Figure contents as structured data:

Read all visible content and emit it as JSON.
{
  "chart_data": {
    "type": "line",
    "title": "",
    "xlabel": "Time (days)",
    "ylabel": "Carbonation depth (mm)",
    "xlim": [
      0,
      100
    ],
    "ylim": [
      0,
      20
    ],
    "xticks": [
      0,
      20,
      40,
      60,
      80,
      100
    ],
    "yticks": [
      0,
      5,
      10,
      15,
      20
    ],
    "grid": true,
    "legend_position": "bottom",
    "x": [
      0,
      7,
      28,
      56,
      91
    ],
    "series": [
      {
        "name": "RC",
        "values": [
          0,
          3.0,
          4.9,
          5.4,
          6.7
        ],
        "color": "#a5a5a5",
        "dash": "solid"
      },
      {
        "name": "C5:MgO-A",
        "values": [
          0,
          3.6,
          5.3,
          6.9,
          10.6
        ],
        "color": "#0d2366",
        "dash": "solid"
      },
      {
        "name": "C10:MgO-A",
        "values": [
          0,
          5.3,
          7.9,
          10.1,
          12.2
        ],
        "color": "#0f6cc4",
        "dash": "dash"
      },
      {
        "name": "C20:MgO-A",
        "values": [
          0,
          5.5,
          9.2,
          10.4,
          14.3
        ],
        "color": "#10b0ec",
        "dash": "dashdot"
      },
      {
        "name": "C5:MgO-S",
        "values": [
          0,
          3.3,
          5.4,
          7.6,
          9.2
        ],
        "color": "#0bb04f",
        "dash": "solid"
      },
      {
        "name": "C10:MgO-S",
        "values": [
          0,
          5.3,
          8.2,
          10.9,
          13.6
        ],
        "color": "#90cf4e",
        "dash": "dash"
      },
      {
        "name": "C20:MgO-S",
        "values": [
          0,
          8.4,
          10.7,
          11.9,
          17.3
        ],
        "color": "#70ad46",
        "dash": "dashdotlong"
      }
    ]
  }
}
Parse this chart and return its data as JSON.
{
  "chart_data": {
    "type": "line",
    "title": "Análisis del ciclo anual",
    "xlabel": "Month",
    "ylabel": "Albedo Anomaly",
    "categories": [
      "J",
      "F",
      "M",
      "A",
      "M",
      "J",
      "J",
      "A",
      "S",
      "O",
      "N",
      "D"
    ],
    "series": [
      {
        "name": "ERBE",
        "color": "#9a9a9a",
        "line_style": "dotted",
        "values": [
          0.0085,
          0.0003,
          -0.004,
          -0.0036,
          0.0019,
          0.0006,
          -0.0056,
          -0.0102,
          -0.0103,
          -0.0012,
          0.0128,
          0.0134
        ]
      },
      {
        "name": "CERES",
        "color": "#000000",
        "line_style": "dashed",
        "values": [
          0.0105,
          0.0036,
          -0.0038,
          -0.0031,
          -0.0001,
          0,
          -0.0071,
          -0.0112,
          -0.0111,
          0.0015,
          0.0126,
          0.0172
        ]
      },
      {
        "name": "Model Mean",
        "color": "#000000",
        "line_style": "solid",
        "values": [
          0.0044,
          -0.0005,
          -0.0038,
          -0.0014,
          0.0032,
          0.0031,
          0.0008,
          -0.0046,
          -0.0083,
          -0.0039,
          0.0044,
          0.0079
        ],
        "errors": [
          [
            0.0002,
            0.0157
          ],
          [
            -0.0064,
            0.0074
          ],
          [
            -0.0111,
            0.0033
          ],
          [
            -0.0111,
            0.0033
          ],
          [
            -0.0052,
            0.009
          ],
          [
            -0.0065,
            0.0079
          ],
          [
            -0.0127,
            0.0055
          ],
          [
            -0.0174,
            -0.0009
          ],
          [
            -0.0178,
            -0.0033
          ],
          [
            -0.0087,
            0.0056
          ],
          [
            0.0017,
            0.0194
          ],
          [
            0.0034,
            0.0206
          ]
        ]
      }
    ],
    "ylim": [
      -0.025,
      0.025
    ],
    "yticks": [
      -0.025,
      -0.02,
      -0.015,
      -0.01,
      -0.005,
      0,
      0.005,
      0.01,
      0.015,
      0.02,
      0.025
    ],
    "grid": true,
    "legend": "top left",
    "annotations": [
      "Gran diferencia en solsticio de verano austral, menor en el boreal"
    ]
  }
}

§ Task to complete: Set down each entry again, unchanged.

§ Solution to the exercise:
Read all visible content and emit it as JSON.
{
  "chart_data": {
    "type": "line",
    "title": "",
    "xlabel": "Time (days)",
    "ylabel": "Carbonation depth (mm)",
    "xlim": [
      0,
      100
    ],
    "ylim": [
      0,
      20
    ],
    "xticks": [
      0,
      20,
      40,
      60,
      80,
      100
    ],
    "yticks": [
      0,
      5,
      10,
      15,
      20
    ],
    "grid": true,
    "legend_position": "bottom",
    "x": [
      0,
      7,
      28,
      56,
      91
    ],
    "series": [
      {
        "name": "RC",
        "values": [
          0,
          3.0,
          4.9,
          5.4,
          6.7
        ],
        "color": "#a5a5a5",
        "dash": "solid"
      },
      {
        "name": "C5:MgO-A",
        "values": [
          0,
          3.6,
          5.3,
          6.9,
          10.6
        ],
        "color": "#0d2366",
        "dash": "solid"
      },
      {
        "name": "C10:MgO-A",
        "values": [
          0,
          5.3,
          7.9,
          10.1,
          12.2
        ],
        "color": "#0f6cc4",
        "dash": "dash"
      },
      {
        "name": "C20:MgO-A",
        "values": [
          0,
          5.5,
          9.2,
          10.4,
          14.3
        ],
        "color": "#10b0ec",
        "dash": "dashdot"
      },
      {
        "name": "C5:MgO-S",
        "values": [
          0,
          3.3,
          5.4,
          7.6,
          9.2
        ],
        "color": "#0bb04f",
        "dash": "solid"
      },
      {
        "name": "C10:MgO-S",
        "values": [
          0,
          5.3,
          8.2,
          10.9,
          13.6
        ],
        "color": "#90cf4e",
        "dash": "dash"
      },
      {
        "name": "C20:MgO-S",
        "values": [
          0,
          8.4,
          10.7,
          11.9,
          17.3
        ],
        "color": "#70ad46",
        "dash": "dashdotlong"
      }
    ]
  }
}
Parse this chart and return its data as JSON.
{
  "chart_data": {
    "type": "line",
    "title": "Análisis del ciclo anual",
    "xlabel": "Month",
    "ylabel": "Albedo Anomaly",
    "categories": [
      "J",
      "F",
      "M",
      "A",
      "M",
      "J",
      "J",
      "A",
      "S",
      "O",
      "N",
      "D"
    ],
    "series": [
      {
        "name": "ERBE",
        "color": "#9a9a9a",
        "line_style": "dotted",
        "values": [
          0.0085,
          0.0003,
          -0.004,
          -0.0036,
          0.0019,
          0.0006,
          -0.0056,
          -0.0102,
          -0.0103,
          -0.0012,
          0.0128,
          0.0134
        ]
      },
      {
        "name": "CERES",
        "color": "#000000",
        "line_style": "dashed",
        "values": [
          0.0105,
          0.0036,
          -0.0038,
          -0.0031,
          -0.0001,
          0,
          -0.0071,
          -0.0112,
          -0.0111,
          0.0015,
          0.0126,
          0.0172
        ]
      },
      {
        "name": "Model Mean",
        "color": "#000000",
        "line_style": "solid",
        "values": [
          0.0044,
          -0.0005,
          -0.0038,
          -0.0014,
          0.0032,
          0.0031,
          0.0008,
          -0.0046,
          -0.0083,
          -0.0039,
          0.0044,
          0.0079
        ],
        "errors": [
          [
            0.0002,
            0.0157
          ],
          [
            -0.0064,
            0.0074
          ],
          [
            -0.0111,
            0.0033
          ],
          [
            -0.0111,
            0.0033
          ],
          [
            -0.0052,
            0.009
          ],
          [
            -0.0065,
            0.0079
          ],
          [
            -0.0127,
            0.0055
          ],
          [
            -0.0174,
            -0.0009
          ],
          [
            -0.0178,
            -0.0033
          ],
          [
            -0.0087,
            0.0056
          ],
          [
            0.0017,
            0.0194
          ],
          [
            0.0034,
            0.0206
          ]
        ]
      }
    ],
    "ylim": [
      -0.025,
      0.025
    ],
    "yticks": [
      -0.025,
      -0.02,
      -0.015,
      -0.01,
      -0.005,
      0,
      0.005,
      0.01,
      0.015,
      0.02,
      0.025
    ],
    "grid": true,
    "legend": "top left",
    "annotations": [
      "Gran diferencia en solsticio de verano austral, menor en el boreal"
    ]
  }
}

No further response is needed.